### Goal of the exercise
Every line that holds "challenged" should be shown.
— Begin Data section —
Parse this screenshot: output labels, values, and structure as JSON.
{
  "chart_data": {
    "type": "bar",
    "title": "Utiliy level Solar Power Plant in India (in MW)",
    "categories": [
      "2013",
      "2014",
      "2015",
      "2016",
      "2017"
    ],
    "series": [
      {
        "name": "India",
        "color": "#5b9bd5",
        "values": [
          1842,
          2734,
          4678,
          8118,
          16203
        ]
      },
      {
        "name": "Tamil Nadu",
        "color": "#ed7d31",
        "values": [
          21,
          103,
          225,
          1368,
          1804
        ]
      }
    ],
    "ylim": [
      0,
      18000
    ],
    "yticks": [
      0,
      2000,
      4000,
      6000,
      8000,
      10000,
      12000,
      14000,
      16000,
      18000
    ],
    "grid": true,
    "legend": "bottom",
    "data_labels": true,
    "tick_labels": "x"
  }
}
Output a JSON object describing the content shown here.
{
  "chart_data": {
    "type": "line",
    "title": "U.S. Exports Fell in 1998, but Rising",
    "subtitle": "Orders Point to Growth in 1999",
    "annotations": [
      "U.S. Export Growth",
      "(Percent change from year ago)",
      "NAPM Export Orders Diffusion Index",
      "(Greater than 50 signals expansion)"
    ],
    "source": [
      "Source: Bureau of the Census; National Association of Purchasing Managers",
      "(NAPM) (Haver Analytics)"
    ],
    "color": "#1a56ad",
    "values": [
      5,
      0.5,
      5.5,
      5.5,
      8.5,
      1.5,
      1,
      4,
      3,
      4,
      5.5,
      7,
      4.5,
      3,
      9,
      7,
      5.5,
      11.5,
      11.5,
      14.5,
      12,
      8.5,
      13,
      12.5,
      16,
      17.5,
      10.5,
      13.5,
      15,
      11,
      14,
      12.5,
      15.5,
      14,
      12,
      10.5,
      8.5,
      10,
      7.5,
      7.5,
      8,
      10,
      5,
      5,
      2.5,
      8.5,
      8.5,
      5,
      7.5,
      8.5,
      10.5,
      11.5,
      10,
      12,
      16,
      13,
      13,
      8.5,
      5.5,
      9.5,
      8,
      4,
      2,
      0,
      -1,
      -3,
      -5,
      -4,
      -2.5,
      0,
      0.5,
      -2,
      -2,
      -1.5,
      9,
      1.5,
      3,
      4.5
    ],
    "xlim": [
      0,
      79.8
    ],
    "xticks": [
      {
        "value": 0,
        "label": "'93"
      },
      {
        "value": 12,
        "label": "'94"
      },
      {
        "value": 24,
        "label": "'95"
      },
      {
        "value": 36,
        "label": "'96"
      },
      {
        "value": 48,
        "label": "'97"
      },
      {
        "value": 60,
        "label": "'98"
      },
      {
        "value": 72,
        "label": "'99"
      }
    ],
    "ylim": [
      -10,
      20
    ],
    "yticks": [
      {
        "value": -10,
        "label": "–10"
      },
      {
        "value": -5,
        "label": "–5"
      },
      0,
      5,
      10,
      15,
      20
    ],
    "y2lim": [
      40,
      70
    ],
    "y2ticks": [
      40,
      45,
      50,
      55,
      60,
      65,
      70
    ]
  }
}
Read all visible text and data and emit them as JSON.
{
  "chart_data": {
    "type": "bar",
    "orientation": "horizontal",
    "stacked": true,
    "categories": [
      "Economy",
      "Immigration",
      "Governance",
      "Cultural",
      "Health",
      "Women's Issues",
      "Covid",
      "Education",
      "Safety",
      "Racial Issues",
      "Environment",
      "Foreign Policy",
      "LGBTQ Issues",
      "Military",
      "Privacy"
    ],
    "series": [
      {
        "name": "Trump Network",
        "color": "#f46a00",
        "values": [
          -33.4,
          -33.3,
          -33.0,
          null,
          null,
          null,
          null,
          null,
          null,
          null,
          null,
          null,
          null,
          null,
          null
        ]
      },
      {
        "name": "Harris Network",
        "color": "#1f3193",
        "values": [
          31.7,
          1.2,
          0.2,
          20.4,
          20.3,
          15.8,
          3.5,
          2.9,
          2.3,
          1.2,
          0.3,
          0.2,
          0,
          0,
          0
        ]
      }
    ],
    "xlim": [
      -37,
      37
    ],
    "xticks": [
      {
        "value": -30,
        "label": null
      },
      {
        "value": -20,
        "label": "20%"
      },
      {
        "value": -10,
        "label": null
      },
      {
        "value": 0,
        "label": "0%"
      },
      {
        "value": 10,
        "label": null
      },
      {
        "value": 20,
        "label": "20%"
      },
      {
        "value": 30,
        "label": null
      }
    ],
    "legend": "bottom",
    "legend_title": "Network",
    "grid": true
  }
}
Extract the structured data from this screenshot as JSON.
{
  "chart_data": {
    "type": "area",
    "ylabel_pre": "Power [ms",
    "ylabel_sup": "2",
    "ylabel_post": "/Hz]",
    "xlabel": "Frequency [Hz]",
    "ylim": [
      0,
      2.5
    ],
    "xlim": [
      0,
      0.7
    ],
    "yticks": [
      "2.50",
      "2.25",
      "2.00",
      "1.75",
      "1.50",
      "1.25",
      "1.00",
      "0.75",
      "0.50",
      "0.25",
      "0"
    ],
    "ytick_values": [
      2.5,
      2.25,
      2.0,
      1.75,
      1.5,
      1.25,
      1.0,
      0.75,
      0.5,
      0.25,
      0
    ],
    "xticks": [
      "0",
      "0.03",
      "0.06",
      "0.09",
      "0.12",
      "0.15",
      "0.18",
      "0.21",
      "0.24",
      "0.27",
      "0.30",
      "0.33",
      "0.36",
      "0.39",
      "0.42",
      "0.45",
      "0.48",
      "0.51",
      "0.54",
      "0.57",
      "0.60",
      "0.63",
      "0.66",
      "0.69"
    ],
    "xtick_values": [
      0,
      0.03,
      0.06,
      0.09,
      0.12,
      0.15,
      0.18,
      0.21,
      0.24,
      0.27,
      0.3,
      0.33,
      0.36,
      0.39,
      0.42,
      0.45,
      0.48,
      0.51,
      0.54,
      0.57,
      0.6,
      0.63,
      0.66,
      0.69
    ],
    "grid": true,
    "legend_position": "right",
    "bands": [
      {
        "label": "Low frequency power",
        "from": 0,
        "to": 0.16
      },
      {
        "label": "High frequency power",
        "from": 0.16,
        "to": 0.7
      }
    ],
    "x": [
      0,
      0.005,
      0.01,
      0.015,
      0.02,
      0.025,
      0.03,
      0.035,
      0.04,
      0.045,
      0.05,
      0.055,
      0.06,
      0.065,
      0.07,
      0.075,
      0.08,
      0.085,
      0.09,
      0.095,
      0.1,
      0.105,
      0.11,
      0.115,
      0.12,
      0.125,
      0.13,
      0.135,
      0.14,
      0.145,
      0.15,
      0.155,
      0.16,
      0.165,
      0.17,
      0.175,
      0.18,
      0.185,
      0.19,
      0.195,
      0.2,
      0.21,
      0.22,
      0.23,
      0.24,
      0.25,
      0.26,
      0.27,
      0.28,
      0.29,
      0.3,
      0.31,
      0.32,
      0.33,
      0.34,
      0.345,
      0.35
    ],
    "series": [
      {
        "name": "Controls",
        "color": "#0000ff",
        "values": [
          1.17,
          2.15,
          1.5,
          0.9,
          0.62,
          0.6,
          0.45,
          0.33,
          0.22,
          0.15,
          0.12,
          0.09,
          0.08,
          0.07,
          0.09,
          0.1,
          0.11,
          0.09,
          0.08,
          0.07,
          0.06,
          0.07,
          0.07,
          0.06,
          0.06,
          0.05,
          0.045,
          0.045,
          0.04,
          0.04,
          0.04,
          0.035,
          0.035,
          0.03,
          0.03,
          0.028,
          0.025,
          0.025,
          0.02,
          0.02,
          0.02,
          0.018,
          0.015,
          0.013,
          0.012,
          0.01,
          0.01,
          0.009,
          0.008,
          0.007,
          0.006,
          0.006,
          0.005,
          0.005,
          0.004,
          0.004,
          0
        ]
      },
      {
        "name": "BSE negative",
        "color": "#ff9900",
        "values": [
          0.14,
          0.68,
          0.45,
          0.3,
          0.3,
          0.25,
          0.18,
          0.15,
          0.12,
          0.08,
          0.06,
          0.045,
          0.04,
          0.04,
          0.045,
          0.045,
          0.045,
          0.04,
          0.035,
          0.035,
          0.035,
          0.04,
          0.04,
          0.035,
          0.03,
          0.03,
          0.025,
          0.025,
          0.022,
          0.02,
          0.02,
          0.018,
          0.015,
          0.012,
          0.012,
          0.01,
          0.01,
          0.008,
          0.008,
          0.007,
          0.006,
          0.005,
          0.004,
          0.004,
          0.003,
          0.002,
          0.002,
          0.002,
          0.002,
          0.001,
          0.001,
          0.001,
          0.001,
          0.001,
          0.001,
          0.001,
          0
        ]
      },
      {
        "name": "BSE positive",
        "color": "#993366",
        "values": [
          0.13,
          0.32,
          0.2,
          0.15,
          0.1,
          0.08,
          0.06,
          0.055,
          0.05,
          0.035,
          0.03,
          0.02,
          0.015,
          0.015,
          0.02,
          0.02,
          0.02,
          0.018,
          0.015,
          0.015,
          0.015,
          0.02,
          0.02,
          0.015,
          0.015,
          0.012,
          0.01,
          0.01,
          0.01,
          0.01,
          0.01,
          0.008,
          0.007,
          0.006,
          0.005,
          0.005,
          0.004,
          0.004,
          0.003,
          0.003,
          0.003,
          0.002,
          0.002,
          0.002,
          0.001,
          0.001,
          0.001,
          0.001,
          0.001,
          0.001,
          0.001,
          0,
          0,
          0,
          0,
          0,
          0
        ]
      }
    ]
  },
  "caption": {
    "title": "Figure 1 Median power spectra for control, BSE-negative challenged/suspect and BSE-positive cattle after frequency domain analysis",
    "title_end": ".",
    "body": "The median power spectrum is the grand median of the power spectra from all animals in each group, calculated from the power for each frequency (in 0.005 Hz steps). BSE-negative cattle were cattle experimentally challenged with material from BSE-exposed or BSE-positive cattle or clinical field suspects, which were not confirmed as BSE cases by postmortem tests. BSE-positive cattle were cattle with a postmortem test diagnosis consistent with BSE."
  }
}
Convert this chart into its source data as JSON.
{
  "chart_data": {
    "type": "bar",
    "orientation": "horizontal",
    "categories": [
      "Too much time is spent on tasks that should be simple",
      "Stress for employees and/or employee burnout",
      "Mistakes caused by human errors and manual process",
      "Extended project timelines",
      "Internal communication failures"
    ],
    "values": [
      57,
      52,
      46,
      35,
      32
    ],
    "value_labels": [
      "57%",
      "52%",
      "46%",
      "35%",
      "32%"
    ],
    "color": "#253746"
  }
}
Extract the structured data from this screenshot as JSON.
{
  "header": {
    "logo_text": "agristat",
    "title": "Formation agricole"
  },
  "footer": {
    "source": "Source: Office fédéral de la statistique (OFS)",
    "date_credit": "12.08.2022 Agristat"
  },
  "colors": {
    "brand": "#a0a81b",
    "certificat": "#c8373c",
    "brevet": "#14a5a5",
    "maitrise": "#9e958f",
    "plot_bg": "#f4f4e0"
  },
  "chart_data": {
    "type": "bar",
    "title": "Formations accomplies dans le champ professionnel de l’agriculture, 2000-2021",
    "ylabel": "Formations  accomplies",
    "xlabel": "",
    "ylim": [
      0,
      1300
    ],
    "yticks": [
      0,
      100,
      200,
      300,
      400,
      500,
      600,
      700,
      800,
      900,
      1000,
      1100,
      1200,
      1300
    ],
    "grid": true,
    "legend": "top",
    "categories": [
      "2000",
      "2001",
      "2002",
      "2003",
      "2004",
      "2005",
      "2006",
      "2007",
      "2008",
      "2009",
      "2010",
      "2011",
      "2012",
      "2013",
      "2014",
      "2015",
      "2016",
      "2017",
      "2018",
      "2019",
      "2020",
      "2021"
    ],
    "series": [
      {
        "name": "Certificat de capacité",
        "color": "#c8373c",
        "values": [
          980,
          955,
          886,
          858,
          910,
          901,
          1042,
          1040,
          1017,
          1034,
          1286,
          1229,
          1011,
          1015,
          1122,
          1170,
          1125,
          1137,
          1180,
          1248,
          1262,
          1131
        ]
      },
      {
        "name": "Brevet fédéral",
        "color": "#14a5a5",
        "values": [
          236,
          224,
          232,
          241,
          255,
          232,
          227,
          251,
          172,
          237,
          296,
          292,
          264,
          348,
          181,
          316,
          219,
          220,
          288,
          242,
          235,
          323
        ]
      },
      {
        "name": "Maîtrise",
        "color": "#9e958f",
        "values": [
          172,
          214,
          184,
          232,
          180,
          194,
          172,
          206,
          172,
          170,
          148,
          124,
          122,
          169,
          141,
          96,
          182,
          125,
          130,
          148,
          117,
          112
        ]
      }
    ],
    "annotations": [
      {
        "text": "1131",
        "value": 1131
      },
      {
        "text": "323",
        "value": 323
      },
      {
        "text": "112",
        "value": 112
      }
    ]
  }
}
— End Data section —
### Reply
    "title": "Figure 1 Median power spectra for control, BSE-negative challenged/suspect and BSE-positive cattle after frequency domain analysis",
    "body": "The median power spectrum is the grand median of the power spectra from all animals in each group, calculated from the power for each frequency (in 0.005 Hz steps). BSE-negative cattle were cattle experimentally challenged with material from BSE-exposed or BSE-positive cattle or clinical field suspects, which were not confirmed as BSE cases by postmortem tests. BSE-positive cattle were cattle with a postmortem test diagnosis consistent with BSE."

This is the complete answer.